**What you need to do**
[A] List the features that the Memcached with Java article says JBoss Cache provides.
[B] According to the Memcached with Java article, what does Memcached do once its memory is full?
[C] Continue the Memcached with Java article from its last sentence.

**Text passage**
— START —

Category: Java

Using Memcached with Java

August 10, 2009

Why not JBoss Cache?
By default, if you are looking for a caching solution for your Java based enterprise application, the tendency is to go with Java Caches. I have been using JBoss Cache for a couple of years now. It is a very powerful smart cache, which provides clustering, synchronized replication and transaction support. Meaning, given a cluster of JBoss cache, each instance is aware of the others and will be kept in sync. That way, if one of the instance is down, other instances still be serving your data.

Having been plagued with memory problems over and over again, I finally gave up on JBoss Cache and decided to go with a a simple and dumber solution - Memcached.

Memcached is widely popular esp. in the PHP and Rails community. My main reasons for switching from JBoss Cache to Memcached are:

1. JBoss Cache is replicated, so there is the overhead of syncing the nodes. All the nodes try to keep the same state. Memcached is distributed and each node is dumb about the other nodes. Each piece of data lives in only one of the nodes. And the nodes don’t know about each other. If one node fails, only some hits are missed. While this may seem like a disadvantage, it is actually a blessing if you are willing to give up the complexity for simplicity and ease of maintenance.

2. JBoss cache comes with a pretty complicated configuration. Memcached doen’t require any configuration.

3. JBoss Cache lives in your JVM, and you have to tune the JVM for optimum memory, which isnt always fun as the nature and amount of your data changes . Memcached uses the amount RAM you specify. If the memory becomes full, it will evict older data based on LRU.

In short, the fact that Memcached is so simple and requires almost no maintenance was a big big win for me. However, if your application is such that the sophisticated caches makes sense, you should definitely consider using them.

— END —

**Material**

— START —

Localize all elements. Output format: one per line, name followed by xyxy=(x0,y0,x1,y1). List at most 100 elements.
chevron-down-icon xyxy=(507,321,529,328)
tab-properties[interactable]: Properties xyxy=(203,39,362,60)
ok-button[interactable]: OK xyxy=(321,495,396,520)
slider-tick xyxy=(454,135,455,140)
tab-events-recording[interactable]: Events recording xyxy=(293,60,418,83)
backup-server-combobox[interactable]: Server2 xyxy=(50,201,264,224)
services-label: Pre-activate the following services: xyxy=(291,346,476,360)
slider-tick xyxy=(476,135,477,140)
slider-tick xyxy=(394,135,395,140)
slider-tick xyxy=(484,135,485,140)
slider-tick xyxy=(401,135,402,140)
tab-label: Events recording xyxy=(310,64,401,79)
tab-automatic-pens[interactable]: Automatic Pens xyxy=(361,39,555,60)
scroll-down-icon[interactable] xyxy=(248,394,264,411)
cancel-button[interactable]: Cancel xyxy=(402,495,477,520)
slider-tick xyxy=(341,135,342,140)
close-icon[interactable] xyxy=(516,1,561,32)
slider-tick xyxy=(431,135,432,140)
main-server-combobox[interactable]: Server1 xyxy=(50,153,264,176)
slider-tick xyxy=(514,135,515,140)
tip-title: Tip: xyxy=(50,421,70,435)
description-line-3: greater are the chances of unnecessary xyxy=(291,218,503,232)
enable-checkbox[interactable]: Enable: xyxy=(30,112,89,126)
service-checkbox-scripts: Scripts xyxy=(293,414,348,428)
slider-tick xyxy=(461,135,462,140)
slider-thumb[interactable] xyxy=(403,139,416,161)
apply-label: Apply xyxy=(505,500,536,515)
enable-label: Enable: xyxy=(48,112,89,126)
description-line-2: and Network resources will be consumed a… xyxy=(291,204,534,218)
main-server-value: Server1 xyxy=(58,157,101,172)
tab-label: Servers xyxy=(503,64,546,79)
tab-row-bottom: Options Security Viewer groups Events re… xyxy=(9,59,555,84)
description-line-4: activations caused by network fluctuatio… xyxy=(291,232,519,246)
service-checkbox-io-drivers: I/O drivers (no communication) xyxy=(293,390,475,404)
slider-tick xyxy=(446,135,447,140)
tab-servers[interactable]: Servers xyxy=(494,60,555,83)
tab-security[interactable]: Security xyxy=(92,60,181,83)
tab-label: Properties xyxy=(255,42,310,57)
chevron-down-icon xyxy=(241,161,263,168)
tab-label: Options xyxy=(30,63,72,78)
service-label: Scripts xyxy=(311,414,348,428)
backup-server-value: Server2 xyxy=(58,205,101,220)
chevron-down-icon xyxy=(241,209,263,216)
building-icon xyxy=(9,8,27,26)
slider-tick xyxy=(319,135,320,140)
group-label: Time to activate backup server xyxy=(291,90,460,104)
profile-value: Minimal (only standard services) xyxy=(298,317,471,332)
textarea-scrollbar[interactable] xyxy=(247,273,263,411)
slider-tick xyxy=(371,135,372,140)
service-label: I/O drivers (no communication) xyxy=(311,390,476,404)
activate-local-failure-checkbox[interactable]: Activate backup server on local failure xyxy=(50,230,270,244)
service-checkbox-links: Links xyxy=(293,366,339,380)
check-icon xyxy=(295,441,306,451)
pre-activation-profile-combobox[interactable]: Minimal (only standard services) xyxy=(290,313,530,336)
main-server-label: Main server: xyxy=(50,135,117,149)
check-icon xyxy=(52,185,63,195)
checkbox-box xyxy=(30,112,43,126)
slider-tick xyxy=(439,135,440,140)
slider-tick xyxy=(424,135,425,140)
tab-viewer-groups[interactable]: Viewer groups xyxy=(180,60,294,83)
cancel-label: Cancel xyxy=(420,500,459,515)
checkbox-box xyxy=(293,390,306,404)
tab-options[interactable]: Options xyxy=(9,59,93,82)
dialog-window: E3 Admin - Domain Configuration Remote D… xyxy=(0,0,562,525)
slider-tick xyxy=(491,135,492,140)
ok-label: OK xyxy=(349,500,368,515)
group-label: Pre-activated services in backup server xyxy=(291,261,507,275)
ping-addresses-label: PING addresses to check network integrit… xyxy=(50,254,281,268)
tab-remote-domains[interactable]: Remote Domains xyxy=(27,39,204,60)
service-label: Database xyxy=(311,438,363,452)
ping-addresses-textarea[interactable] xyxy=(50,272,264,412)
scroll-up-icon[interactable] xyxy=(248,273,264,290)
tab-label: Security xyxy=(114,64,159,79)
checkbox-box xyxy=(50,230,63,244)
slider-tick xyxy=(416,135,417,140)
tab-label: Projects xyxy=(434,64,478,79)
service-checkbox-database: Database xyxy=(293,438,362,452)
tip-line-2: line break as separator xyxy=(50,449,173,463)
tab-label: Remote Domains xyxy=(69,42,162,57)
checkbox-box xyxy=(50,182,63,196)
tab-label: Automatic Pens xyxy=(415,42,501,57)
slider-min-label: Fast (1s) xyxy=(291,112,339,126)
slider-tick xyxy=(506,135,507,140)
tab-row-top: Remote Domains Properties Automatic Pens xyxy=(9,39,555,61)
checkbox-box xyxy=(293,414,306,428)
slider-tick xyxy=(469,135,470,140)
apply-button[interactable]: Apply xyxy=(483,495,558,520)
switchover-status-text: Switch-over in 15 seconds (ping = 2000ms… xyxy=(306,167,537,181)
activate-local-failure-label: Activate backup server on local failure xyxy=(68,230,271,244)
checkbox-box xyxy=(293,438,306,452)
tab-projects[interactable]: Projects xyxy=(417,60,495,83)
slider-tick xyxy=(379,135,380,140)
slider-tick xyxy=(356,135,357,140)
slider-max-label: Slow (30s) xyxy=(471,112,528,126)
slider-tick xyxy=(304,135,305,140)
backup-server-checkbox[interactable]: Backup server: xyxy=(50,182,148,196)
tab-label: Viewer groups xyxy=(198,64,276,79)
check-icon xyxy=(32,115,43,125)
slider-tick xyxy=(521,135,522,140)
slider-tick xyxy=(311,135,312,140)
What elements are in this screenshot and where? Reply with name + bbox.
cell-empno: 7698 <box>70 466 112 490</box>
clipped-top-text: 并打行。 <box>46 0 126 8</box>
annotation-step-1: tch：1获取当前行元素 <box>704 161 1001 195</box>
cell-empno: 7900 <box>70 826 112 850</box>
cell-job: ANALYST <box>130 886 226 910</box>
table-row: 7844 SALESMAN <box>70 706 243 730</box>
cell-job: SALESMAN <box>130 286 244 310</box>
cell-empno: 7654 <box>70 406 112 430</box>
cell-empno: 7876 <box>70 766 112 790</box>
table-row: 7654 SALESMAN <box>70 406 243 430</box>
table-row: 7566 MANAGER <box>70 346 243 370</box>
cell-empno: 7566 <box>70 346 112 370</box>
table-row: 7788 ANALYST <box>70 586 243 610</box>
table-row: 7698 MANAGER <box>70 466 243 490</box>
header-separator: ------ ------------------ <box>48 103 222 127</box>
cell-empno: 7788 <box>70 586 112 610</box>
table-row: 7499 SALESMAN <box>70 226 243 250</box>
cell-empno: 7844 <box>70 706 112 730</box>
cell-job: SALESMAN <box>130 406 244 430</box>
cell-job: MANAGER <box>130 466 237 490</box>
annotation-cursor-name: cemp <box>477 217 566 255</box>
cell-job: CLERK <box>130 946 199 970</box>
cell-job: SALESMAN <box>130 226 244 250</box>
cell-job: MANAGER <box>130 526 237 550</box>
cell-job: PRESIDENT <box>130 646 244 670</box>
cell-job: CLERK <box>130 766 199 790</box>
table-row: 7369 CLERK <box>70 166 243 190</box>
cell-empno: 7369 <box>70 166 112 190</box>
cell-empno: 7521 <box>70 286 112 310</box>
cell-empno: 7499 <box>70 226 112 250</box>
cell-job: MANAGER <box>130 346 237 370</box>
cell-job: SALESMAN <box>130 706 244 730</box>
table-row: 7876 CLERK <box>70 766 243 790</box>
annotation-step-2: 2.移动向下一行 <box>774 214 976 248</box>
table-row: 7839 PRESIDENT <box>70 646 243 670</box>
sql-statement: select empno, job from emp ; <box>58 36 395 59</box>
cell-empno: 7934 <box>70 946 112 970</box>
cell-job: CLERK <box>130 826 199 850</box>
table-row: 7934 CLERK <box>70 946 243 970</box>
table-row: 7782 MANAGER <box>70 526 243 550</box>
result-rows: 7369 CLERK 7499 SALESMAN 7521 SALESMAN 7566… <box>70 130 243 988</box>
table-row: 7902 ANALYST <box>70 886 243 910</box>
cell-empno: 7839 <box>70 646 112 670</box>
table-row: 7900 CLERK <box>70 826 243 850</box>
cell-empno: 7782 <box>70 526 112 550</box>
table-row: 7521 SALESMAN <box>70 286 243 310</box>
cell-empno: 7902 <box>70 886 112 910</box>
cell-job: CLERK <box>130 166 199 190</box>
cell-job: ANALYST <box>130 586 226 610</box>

— END —

**Task-by-task results**
[A] Clustering, synchronized replication, and transaction support.

[B] It evicts older data based on LRU.

[C]
Memcached:

Memcached server (protocol defined here) is an in memory cache that stores anything from binary to text to primitives associated with a key as a Key-Value pair. Like with any other caches, storing data in memory prevents you from going to the database or fileserver or any backend system everytime a user requests for the data. That saves a lot of load of your backend systems, leading to higher scalability. Since the data is stored in memory, it is generally faster than making an expensive backend call too.

However, Memcached is not a persistent store, and doesn’t guarantee something will be in the cache just because you stored it. So you should never rely on the fact that Memcached is storing your data. Memcached should strictly be used for caching purposes only, and not for reliable storage.

The only limitation with Memcached (that you need to be aware of) is that the key in memcached should be less that 255 chars and each value shouldn’t exceed 1 MB.

Installation:
1. Install Libevent
Memcached uses the Libevent library for network IO.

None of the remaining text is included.